[Rows from a dataset]

'''

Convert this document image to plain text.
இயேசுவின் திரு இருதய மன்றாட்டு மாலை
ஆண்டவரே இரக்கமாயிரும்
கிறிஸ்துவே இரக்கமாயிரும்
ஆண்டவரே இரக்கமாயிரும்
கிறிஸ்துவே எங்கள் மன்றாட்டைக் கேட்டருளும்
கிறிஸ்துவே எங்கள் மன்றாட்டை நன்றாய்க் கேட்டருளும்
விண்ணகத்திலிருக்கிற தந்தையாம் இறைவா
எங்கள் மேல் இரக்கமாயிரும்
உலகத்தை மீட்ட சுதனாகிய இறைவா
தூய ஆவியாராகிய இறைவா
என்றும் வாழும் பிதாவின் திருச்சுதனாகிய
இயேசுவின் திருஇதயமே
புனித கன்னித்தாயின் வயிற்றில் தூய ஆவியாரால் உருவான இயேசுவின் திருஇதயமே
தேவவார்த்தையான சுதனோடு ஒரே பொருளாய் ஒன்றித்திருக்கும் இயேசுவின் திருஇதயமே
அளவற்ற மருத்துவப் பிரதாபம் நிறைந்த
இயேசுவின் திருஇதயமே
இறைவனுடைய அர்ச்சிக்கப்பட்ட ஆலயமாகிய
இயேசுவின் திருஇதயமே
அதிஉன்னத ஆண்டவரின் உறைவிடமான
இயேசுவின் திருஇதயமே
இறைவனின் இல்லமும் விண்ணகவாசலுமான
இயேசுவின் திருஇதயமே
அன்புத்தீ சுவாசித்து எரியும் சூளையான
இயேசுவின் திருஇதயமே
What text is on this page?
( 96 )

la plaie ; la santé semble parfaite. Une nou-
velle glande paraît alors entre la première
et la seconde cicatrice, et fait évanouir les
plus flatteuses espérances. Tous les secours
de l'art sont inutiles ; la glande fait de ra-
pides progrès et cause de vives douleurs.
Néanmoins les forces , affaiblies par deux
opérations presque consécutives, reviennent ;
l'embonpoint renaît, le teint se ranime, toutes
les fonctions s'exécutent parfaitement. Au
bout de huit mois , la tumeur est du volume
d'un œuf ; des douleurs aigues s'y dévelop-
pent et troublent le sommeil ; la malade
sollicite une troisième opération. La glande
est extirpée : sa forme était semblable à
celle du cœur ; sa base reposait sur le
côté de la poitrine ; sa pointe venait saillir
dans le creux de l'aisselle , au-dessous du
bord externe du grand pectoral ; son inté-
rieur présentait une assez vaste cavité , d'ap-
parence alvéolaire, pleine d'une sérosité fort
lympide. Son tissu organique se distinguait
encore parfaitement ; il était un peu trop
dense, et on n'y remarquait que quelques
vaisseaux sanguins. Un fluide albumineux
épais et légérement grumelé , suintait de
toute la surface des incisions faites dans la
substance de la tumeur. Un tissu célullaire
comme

'''

Exercise: Repeat the material in full, exactly as it stands.

Complete response:
Convert this document image to plain text.
இயேசுவின் திரு இருதய மன்றாட்டு மாலை
ஆண்டவரே இரக்கமாயிரும்
கிறிஸ்துவே இரக்கமாயிரும்
ஆண்டவரே இரக்கமாயிரும்
கிறிஸ்துவே எங்கள் மன்றாட்டைக் கேட்டருளும்
கிறிஸ்துவே எங்கள் மன்றாட்டை நன்றாய்க் கேட்டருளும்
விண்ணகத்திலிருக்கிற தந்தையாம் இறைவா
எங்கள் மேல் இரக்கமாயிரும்
உலகத்தை மீட்ட சுதனாகிய இறைவா
தூய ஆவியாராகிய இறைவா
என்றும் வாழும் பிதாவின் திருச்சுதனாகிய
இயேசுவின் திருஇதயமே
புனித கன்னித்தாயின் வயிற்றில் தூய ஆவியாரால் உருவான இயேசுவின் திருஇதயமே
தேவவார்த்தையான சுதனோடு ஒரே பொருளாய் ஒன்றித்திருக்கும் இயேசுவின் திருஇதயமே
அளவற்ற மருத்துவப் பிரதாபம் நிறைந்த
இயேசுவின் திருஇதயமே
இறைவனுடைய அர்ச்சிக்கப்பட்ட ஆலயமாகிய
இயேசுவின் திருஇதயமே
அதிஉன்னத ஆண்டவரின் உறைவிடமான
இயேசுவின் திருஇதயமே
இறைவனின் இல்லமும் விண்ணகவாசலுமான
இயேசுவின் திருஇதயமே
அன்புத்தீ சுவாசித்து எரியும் சூளையான
இயேசுவின் திருஇதயமே
What text is on this page?
( 96 )

la plaie ; la santé semble parfaite. Une nou-
velle glande paraît alors entre la première
et la seconde cicatrice, et fait évanouir les
plus flatteuses espérances. Tous les secours
de l'art sont inutiles ; la glande fait de ra-
pides progrès et cause de vives douleurs.
Néanmoins les forces , affaiblies par deux
opérations presque consécutives, reviennent ;
l'embonpoint renaît, le teint se ranime, toutes
les fonctions s'exécutent parfaitement. Au
bout de huit mois , la tumeur est du volume
d'un œuf ; des douleurs aigues s'y dévelop-
pent et troublent le sommeil ; la malade
sollicite une troisième opération. La glande
est extirpée : sa forme était semblable à
celle du cœur ; sa base reposait sur le
côté de la poitrine ; sa pointe venait saillir
dans le creux de l'aisselle , au-dessous du
bord externe du grand pectoral ; son inté-
rieur présentait une assez vaste cavité , d'ap-
parence alvéolaire, pleine d'une sérosité fort
lympide. Son tissu organique se distinguait
encore parfaitement ; il était un peu trop
dense, et on n'y remarquait que quelques
vaisseaux sanguins. Un fluide albumineux
épais et légérement grumelé , suintait de
toute la surface des incisions faites dans la
substance de la tumeur. Un tissu célullaire
comme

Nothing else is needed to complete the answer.